[Extracted data entries]
____________

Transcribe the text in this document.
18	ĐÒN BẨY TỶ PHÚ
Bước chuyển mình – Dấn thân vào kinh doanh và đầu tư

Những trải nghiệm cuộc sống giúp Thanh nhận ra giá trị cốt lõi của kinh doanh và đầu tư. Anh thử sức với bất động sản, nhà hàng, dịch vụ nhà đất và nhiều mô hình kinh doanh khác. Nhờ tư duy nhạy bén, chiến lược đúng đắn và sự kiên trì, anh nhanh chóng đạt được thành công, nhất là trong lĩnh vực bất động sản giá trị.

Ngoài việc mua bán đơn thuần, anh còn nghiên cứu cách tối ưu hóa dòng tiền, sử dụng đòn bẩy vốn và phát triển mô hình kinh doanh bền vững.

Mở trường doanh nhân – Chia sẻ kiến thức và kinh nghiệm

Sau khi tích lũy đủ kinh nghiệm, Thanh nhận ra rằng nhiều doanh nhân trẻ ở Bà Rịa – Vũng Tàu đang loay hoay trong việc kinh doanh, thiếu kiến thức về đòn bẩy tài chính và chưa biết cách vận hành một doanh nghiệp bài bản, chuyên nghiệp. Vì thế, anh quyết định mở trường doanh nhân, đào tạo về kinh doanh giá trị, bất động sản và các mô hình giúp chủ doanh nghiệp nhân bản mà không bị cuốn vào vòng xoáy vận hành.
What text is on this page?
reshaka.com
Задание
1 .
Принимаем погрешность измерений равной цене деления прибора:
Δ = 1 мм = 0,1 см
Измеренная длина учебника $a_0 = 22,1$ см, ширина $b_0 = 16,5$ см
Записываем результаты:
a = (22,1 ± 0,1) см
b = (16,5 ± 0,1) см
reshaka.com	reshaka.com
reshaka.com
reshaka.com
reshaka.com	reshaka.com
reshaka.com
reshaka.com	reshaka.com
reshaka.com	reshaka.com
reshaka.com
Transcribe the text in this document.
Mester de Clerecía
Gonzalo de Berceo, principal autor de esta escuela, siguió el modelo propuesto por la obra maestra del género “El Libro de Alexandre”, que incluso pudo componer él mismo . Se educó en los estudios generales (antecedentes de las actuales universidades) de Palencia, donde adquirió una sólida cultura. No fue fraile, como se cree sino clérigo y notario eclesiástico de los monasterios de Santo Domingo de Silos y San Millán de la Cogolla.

____________

WORK TO DO
Type out the material again exactly as presented.

ANSWER TO THE TASK
Transcribe the text in this document.
18	ĐÒN BẨY TỶ PHÚ
Bước chuyển mình – Dấn thân vào kinh doanh và đầu tư

Những trải nghiệm cuộc sống giúp Thanh nhận ra giá trị cốt lõi của kinh doanh và đầu tư. Anh thử sức với bất động sản, nhà hàng, dịch vụ nhà đất và nhiều mô hình kinh doanh khác. Nhờ tư duy nhạy bén, chiến lược đúng đắn và sự kiên trì, anh nhanh chóng đạt được thành công, nhất là trong lĩnh vực bất động sản giá trị.

Ngoài việc mua bán đơn thuần, anh còn nghiên cứu cách tối ưu hóa dòng tiền, sử dụng đòn bẩy vốn và phát triển mô hình kinh doanh bền vững.

Mở trường doanh nhân – Chia sẻ kiến thức và kinh nghiệm

Sau khi tích lũy đủ kinh nghiệm, Thanh nhận ra rằng nhiều doanh nhân trẻ ở Bà Rịa – Vũng Tàu đang loay hoay trong việc kinh doanh, thiếu kiến thức về đòn bẩy tài chính và chưa biết cách vận hành một doanh nghiệp bài bản, chuyên nghiệp. Vì thế, anh quyết định mở trường doanh nhân, đào tạo về kinh doanh giá trị, bất động sản và các mô hình giúp chủ doanh nghiệp nhân bản mà không bị cuốn vào vòng xoáy vận hành.
What text is on this page?
reshaka.com
Задание
1 .
Принимаем погрешность измерений равной цене деления прибора:
Δ = 1 мм = 0,1 см
Измеренная длина учебника $a_0 = 22,1$ см, ширина $b_0 = 16,5$ см
Записываем результаты:
a = (22,1 ± 0,1) см
b = (16,5 ± 0,1) см
reshaka.com	reshaka.com
reshaka.com
reshaka.com
reshaka.com	reshaka.com
reshaka.com
reshaka.com	reshaka.com
reshaka.com	reshaka.com
reshaka.com
Transcribe the text in this document.
Mester de Clerecía
Gonzalo de Berceo, principal autor de esta escuela, siguió el modelo propuesto por la obra maestra del género “El Libro de Alexandre”, que incluso pudo componer él mismo . Se educó en los estudios generales (antecedentes de las actuales universidades) de Palencia, donde adquirió una sólida cultura. No fue fraile, como se cree sino clérigo y notario eclesiástico de los monasterios de Santo Domingo de Silos y San Millán de la Cogolla.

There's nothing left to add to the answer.